◆ **REQUIREMENT**:
Answer these from the interview introduction about the Pirates 5 directors below:
(a) In what year was the first Pirates film released?
(b) How long did the production shut down after Johnny Depp's injury?
(c) Which film is listed in parentheses after the names of the co-directors?

◆ **SELECTED EXTRACT**:
'Pirates 5' Directors On The Tough Production, Their Winning Pitch, And More [Interview]

I'll be straight with you: I'm not a big fan of Pirates of the Caribbean: Dead Men Tell No Tales. The first Pirates film had the benefit of extremely low expectations back in 2003, and I don't think the film series has ever been able to truly recapture the magic of the lightning in a bottle they managed to snag the first time around. Pirates 5 was notorious for its difficult production: delays, rewrites, budget woes, and an injury to star Johnny Depp that caused the production to shut down for two weeks.

So when I attended the press junket and found that co-directors Joachim Rønning and Espen Sandberg (Kon-Tiki) were giving interviews separately instead of being paired together, I knew I had to ask them a tough, uncomfortable question about whether or not this movie had a negative impact on their working relationship. To their credit, they didn't throw me out of the room – and it sounds like while the shoot was indeed difficult, they ultimately had a good experience making it. Read our Pirates 5 interview with the filmmakers below.

◆ **DATASET EXCERPTS**:
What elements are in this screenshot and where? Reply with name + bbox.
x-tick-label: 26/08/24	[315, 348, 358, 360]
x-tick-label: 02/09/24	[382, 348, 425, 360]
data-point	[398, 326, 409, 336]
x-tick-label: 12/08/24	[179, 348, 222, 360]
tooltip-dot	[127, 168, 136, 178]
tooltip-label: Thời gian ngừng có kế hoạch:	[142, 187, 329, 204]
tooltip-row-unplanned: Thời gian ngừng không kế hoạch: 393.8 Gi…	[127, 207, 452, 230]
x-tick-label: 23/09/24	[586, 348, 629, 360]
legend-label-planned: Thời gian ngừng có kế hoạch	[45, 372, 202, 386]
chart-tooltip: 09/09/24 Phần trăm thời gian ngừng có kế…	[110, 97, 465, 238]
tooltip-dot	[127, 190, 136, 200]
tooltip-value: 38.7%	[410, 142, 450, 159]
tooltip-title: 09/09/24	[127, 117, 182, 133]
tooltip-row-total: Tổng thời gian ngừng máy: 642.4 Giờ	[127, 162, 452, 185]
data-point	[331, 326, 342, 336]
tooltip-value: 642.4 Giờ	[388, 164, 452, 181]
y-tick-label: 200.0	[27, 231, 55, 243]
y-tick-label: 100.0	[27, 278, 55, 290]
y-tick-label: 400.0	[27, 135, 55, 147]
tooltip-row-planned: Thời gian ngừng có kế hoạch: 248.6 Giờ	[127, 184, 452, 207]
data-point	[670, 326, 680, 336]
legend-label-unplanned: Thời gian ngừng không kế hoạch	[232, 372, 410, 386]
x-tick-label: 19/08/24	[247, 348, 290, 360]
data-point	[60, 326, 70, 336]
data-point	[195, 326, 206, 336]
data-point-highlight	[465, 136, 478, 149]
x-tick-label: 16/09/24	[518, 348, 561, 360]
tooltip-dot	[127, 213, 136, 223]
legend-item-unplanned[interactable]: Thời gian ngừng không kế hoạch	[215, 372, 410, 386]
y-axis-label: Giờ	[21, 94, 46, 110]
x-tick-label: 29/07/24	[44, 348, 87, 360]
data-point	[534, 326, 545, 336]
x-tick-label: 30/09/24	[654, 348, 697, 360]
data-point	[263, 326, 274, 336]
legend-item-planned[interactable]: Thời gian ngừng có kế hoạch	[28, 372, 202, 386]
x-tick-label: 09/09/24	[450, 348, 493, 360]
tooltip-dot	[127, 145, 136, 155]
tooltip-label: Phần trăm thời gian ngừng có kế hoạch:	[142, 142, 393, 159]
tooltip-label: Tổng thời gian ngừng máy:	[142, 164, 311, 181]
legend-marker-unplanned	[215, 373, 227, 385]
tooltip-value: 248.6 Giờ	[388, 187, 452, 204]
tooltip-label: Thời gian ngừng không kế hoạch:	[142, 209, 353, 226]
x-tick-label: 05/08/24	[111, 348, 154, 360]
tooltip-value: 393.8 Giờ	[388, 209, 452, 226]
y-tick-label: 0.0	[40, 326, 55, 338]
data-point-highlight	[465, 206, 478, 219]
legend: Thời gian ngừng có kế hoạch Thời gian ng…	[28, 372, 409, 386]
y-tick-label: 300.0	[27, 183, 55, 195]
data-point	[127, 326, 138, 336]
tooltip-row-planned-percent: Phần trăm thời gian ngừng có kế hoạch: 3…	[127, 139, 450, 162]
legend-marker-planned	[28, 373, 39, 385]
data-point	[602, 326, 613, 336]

◆ **RESPONSE FOR THIS EXERCISE**:
(a) 2003
(b) Two weeks
(c) Kon-Tiki